■ Collected data entries
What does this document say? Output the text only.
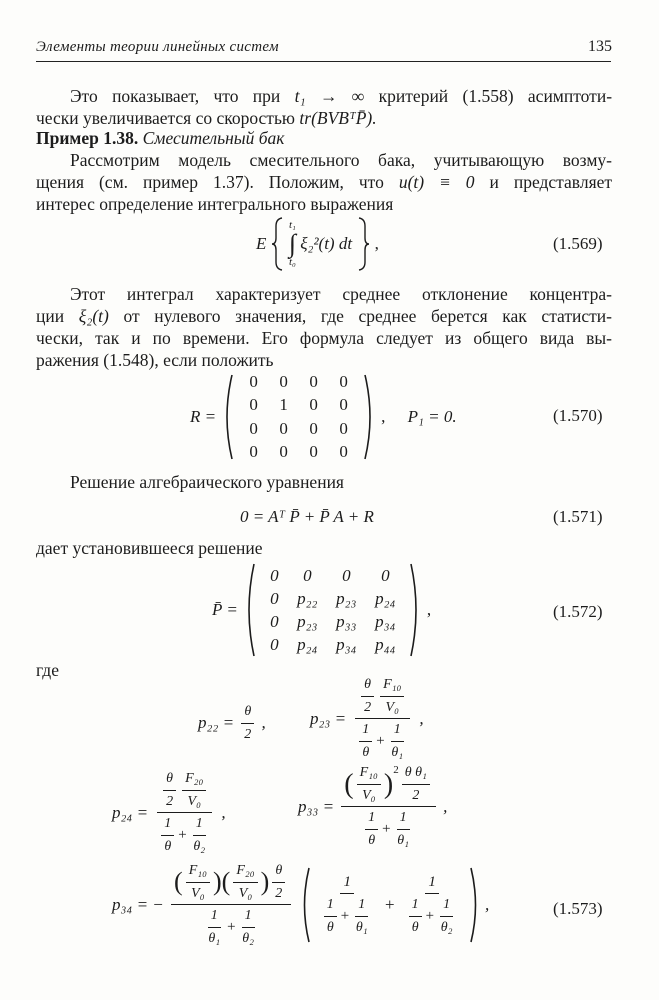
Элементы теории линейных систем	135
Это показывает, что при t₁ → ∞ критерий (1.558) асимптоти-
чески увеличивается со скоростью tr(BVBᵀP̄).
Пример 1.38. Смесительный бак
Рассмотрим модель смесительного бака, учитывающую возму-
щения (см. пример 1.37). Положим, что u(t) ≡ 0 и представляет
интерес определение интегрального выражения
E
t₁
∫
t₀
ξ₂²(t) dt ,	(1.569)
Этот интеграл характеризует среднее отклонение концентра-
ции ξ₂(t) от нулевого значения, где среднее берется как статисти-
чески, так и по времени. Его формула следует из общего вида вы-
ражения (1.548), если положить
R =
0	0	0	0
0	1	0	0
0	0	0	0
0	0	0	0
, P₁ = 0.	(1.570)
Решение алгебраического уравнения
0 = Aᵀ P̄ + P̄ A + R	(1.571)
дает установившееся решение
P̄ =
0	0	0	0
0	p₂₂	p₂₃	p₂₄
0	p₂₃	p₃₃	p₃₄
0	p₂₄	p₃₄	p₄₄
,	(1.572)
где
$p_{22} = \frac{\theta}{2}$ ,	$p_{23} = \frac{\frac{\theta}{2} \frac{\text{F₁₀}}{\text{V₀}}}{\frac{1}{\theta} + \frac{1}{\text{θ₁}}}$ ,
$p_{24} = \frac{\frac{\theta}{2} \frac{\text{F₂₀}}{\text{V₀}}}{\frac{1}{\theta} + \frac{1}{\text{θ₂}}}$ ,	$p_{33} = \frac{( \frac{\text{F₁₀}}{\text{V₀}} )^2 \frac{\text{θ θ₁}}{2}}{\frac{1}{\theta} + \frac{1}{\text{θ₁}}}$ ,
p₃₄ = −
( $\frac{\text{F₁₀}}{\text{V₀}}$ )( $\frac{\text{F₂₀}}{\text{V₀}}$ ) $\frac{\theta}{2}$
$\frac{1}{\text{θ₁}} + \frac{1}{\text{θ₂}}$
	$\frac{1}{\frac{1}{\theta} + \frac{1}{\text{θ₁}}} + \frac{1}{\frac{1}{\theta} + \frac{1}{\text{θ₂}}}$ ,	(1.573)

■ What the task asks
Collect the complete line wherever the string "среднее" appears in the records.

■ Response to this exercise
Этот интеграл характеризует среднее отклонение концентра-
ции ξ₂(t) от нулевого значения, где среднее берется как статисти-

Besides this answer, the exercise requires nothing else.